REQUIREMENTS:
Can all of these lines be returned exactly?

THE RECORDS:
▼▼▼
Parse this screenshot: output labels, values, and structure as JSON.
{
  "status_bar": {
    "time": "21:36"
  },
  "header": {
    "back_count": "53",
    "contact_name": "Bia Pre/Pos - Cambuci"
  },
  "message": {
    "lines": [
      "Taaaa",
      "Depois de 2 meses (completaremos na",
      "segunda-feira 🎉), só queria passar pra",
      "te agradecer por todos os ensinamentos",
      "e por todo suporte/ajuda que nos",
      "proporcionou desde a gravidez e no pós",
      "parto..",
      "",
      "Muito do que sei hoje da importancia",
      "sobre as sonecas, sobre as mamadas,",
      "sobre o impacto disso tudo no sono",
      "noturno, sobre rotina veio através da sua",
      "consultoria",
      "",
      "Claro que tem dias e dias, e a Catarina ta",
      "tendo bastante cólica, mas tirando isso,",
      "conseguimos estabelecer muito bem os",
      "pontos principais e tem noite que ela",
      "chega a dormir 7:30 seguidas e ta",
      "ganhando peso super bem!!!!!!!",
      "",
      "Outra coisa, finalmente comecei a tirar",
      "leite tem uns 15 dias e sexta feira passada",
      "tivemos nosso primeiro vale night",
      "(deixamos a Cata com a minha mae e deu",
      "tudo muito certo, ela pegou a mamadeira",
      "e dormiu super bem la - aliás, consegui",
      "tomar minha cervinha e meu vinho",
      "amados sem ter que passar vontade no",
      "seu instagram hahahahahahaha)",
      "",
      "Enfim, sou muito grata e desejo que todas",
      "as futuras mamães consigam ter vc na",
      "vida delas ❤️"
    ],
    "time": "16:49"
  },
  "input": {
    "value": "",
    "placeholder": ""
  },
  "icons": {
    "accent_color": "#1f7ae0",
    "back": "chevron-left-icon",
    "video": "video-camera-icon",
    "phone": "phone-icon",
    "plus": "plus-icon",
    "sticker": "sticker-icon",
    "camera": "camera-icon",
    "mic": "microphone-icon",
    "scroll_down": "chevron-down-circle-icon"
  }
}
▲▲▲
COMPLETED TASK:
Parse this screenshot: output labels, values, and structure as JSON.
{
  "status_bar": {
    "time": "21:36"
  },
  "header": {
    "back_count": "53",
    "contact_name": "Bia Pre/Pos - Cambuci"
  },
  "message": {
    "lines": [
      "Taaaa",
      "Depois de 2 meses (completaremos na",
      "segunda-feira 🎉), só queria passar pra",
      "te agradecer por todos os ensinamentos",
      "e por todo suporte/ajuda que nos",
      "proporcionou desde a gravidez e no pós",
      "parto..",
      "",
      "Muito do que sei hoje da importancia",
      "sobre as sonecas, sobre as mamadas,",
      "sobre o impacto disso tudo no sono",
      "noturno, sobre rotina veio através da sua",
      "consultoria",
      "",
      "Claro que tem dias e dias, e a Catarina ta",
      "tendo bastante cólica, mas tirando isso,",
      "conseguimos estabelecer muito bem os",
      "pontos principais e tem noite que ela",
      "chega a dormir 7:30 seguidas e ta",
      "ganhando peso super bem!!!!!!!",
      "",
      "Outra coisa, finalmente comecei a tirar",
      "leite tem uns 15 dias e sexta feira passada",
      "tivemos nosso primeiro vale night",
      "(deixamos a Cata com a minha mae e deu",
      "tudo muito certo, ela pegou a mamadeira",
      "e dormiu super bem la - aliás, consegui",
      "tomar minha cervinha e meu vinho",
      "amados sem ter que passar vontade no",
      "seu instagram hahahahahahaha)",
      "",
      "Enfim, sou muito grata e desejo que todas",
      "as futuras mamães consigam ter vc na",
      "vida delas ❤️"
    ],
    "time": "16:49"
  },
  "input": {
    "value": "",
    "placeholder": ""
  },
  "icons": {
    "accent_color": "#1f7ae0",
    "back": "chevron-left-icon",
    "video": "video-camera-icon",
    "phone": "phone-icon",
    "plus": "plus-icon",
    "sticker": "sticker-icon",
    "camera": "camera-icon",
    "mic": "microphone-icon",
    "scroll_down": "chevron-down-circle-icon"
  }
}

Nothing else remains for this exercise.